SHORT EXERCISE → Among the records below, find each line that includes the string "title" and copy it.

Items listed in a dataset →
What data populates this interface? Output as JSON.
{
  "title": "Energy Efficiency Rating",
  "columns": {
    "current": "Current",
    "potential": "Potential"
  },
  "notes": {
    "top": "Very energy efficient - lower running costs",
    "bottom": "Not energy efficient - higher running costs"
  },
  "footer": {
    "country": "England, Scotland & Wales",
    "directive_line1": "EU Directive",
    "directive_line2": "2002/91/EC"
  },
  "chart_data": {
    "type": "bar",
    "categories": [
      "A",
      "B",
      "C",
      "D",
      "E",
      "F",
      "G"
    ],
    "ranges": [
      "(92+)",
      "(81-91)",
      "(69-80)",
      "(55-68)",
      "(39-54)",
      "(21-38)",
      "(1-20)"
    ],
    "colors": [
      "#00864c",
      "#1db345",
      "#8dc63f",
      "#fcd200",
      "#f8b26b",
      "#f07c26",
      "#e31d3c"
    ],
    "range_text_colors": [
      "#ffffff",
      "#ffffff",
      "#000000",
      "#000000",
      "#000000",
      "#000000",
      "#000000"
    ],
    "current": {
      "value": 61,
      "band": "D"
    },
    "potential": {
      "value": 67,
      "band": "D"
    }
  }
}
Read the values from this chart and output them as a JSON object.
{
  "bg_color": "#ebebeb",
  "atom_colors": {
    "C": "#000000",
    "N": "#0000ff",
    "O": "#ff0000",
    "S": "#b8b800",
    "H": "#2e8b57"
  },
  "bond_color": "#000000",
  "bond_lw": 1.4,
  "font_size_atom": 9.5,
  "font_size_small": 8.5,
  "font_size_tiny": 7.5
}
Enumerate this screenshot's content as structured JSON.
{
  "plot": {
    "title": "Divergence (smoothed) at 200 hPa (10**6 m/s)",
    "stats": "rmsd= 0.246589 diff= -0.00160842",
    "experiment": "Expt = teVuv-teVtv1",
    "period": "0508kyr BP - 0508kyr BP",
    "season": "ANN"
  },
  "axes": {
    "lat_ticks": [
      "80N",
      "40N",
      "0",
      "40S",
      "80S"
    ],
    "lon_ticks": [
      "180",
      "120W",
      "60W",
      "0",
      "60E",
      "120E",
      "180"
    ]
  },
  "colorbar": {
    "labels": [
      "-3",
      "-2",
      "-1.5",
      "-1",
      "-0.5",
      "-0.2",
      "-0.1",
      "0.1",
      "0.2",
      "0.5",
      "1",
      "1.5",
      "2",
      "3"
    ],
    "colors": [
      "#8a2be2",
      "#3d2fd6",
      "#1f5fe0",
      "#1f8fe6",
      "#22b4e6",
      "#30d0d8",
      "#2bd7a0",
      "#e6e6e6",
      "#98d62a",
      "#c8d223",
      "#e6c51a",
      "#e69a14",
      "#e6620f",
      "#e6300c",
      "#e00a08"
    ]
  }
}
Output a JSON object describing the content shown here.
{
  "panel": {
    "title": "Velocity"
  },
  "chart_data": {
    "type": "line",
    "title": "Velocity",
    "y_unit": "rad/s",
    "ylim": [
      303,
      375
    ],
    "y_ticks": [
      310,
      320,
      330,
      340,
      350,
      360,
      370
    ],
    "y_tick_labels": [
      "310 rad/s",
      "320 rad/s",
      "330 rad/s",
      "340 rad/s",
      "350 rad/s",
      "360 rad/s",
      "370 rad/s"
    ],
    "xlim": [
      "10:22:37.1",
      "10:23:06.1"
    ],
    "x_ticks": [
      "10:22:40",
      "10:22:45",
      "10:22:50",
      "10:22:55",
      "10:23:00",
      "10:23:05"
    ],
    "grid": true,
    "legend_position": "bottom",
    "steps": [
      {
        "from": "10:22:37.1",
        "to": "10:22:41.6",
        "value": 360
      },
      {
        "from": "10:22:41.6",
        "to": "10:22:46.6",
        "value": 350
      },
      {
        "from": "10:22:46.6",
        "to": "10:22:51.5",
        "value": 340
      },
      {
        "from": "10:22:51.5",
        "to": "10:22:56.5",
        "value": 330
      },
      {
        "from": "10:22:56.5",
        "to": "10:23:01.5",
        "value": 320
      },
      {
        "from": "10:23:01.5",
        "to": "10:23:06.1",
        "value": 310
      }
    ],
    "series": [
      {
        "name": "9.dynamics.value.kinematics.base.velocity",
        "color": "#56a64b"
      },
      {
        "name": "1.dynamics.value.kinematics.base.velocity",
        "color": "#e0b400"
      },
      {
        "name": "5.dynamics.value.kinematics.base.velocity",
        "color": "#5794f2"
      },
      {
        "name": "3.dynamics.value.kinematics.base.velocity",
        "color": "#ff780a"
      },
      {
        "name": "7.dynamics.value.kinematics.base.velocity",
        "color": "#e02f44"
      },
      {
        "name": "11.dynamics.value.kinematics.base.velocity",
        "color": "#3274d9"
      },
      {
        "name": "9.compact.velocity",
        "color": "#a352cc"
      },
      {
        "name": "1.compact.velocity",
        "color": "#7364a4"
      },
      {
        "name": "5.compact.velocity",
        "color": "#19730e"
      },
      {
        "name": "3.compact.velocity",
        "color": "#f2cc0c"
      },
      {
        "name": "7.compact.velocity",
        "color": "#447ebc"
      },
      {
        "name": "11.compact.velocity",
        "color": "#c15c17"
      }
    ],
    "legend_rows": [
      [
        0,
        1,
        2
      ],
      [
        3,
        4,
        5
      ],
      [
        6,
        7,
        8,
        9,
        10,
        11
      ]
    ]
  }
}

FINAL RESULT →
  "title": "Energy Efficiency Rating",
    "title": "Divergence (smoothed) at 200 hPa (10**6 m/s)",
    "title": "Velocity"
    "title": "Velocity",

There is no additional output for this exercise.